[start]
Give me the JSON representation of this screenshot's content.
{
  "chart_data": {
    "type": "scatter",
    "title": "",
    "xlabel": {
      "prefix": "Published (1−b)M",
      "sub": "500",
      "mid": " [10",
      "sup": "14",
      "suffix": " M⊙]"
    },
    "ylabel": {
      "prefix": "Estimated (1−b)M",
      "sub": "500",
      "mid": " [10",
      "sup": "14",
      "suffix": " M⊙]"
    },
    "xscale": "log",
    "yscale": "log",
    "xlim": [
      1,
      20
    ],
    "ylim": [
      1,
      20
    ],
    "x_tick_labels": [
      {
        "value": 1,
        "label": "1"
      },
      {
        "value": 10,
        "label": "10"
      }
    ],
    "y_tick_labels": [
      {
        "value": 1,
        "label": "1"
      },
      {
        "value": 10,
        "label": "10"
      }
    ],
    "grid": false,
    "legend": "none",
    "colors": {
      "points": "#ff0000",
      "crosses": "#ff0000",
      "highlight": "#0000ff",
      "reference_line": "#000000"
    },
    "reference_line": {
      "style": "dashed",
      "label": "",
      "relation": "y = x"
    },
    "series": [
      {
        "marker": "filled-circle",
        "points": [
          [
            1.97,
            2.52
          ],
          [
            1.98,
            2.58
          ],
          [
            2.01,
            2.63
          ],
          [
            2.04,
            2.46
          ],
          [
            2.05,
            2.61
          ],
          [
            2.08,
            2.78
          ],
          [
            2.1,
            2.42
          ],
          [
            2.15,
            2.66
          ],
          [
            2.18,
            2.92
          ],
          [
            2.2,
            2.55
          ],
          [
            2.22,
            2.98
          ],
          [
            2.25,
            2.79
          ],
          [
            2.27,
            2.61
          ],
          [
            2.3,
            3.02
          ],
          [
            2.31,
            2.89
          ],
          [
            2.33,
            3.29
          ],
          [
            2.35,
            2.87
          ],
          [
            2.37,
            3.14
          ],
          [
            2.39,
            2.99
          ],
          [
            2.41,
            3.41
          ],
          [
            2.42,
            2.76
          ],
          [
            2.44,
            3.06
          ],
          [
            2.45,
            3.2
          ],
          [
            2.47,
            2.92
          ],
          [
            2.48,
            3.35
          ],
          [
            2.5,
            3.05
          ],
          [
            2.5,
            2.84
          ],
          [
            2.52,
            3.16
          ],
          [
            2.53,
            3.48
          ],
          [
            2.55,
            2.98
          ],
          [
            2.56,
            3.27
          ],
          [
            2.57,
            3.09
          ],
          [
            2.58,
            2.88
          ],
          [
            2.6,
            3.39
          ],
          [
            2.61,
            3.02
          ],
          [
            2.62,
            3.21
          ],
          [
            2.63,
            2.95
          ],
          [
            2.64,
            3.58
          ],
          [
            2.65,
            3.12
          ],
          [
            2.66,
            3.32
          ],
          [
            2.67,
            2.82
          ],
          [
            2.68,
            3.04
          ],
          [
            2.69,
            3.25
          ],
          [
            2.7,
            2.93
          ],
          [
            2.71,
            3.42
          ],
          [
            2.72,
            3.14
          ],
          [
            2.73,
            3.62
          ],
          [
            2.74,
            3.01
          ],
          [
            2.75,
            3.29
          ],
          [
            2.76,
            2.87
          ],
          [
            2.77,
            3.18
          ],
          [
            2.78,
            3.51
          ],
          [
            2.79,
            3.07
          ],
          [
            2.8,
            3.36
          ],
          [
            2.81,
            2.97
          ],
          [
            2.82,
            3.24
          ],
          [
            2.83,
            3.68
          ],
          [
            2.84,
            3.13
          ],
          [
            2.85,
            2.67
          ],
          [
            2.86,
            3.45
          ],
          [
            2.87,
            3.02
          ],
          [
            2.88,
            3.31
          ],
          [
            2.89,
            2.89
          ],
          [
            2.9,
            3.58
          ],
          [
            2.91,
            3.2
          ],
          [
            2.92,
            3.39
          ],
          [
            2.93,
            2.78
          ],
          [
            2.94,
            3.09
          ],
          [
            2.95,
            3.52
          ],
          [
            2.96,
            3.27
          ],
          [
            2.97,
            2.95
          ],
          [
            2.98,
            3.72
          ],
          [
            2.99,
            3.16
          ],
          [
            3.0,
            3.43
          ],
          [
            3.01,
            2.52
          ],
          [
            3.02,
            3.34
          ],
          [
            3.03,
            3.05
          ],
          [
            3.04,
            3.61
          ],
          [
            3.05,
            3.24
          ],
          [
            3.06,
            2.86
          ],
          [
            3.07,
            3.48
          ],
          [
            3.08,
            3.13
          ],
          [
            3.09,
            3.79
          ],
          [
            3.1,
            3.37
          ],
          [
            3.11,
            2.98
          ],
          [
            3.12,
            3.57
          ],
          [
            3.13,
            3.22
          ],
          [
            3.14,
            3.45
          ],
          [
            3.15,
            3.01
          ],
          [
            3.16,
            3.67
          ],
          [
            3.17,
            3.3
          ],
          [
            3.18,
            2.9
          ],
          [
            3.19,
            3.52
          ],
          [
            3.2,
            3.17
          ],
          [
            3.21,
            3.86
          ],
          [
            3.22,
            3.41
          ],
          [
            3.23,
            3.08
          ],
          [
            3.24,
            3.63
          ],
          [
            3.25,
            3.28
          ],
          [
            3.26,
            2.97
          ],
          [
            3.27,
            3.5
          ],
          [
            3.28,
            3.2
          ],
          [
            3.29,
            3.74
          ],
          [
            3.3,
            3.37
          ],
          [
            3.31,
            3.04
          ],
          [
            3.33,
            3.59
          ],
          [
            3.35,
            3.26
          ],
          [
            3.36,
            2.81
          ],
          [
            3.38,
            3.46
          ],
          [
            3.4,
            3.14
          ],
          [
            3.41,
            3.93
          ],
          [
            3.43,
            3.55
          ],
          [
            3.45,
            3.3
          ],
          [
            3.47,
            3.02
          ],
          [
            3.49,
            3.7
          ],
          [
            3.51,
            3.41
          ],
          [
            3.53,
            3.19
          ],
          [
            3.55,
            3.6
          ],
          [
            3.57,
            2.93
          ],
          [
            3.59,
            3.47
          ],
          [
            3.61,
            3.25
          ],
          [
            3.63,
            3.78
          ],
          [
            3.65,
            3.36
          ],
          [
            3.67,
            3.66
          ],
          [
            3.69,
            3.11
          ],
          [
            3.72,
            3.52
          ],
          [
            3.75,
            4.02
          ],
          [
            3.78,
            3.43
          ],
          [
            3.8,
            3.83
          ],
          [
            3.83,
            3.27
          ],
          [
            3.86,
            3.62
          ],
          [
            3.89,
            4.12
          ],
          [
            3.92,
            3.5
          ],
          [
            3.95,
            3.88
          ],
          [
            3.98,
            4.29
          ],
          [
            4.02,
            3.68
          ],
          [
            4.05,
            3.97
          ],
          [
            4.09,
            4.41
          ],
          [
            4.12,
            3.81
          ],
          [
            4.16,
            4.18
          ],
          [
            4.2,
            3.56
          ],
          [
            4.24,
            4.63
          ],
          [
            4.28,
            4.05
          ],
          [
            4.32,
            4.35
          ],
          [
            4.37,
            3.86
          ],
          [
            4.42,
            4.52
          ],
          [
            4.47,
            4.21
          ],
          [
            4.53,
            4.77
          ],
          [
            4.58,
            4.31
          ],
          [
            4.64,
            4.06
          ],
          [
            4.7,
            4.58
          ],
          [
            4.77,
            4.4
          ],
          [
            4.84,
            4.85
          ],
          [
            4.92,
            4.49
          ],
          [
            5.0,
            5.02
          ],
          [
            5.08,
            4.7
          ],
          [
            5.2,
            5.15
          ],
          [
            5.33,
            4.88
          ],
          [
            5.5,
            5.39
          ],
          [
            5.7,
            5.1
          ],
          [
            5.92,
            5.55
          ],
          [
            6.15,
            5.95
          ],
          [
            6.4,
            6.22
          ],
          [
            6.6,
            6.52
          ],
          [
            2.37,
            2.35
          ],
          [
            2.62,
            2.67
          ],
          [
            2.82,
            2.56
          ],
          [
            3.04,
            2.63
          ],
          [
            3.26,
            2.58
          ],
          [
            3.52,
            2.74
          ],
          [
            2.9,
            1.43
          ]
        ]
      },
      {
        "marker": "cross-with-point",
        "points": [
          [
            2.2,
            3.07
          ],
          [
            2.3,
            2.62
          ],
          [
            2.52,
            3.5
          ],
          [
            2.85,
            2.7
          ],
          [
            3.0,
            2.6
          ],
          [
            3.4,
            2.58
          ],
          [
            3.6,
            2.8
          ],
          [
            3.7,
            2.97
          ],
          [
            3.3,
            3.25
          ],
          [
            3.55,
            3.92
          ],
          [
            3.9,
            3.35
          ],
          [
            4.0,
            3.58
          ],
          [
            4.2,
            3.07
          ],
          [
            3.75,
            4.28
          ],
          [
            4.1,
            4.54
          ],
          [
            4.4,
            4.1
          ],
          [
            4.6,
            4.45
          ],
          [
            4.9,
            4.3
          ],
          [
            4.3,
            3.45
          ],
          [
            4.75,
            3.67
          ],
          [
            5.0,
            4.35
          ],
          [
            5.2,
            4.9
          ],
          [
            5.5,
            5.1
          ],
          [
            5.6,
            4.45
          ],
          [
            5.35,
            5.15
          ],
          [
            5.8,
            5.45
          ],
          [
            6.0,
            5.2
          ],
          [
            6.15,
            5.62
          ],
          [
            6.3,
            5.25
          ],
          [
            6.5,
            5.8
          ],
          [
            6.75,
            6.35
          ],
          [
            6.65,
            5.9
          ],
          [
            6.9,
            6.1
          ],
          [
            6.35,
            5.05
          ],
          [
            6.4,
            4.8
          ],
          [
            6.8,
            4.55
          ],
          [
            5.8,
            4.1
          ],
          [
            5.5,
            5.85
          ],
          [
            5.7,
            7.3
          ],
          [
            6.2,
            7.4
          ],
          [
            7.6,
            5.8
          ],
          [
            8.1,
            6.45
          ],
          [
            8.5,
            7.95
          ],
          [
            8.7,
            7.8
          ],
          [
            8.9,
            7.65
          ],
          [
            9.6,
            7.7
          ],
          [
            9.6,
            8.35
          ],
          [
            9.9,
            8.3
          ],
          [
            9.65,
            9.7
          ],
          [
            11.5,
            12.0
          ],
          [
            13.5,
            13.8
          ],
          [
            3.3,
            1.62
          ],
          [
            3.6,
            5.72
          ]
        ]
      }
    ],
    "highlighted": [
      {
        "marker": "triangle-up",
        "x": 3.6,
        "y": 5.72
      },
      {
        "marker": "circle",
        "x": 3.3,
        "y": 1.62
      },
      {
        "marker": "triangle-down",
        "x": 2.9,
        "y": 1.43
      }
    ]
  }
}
[end]
Problem requirements —
Count how many lines above include the word "marker" and answer with that figure only.

Exercise output —
5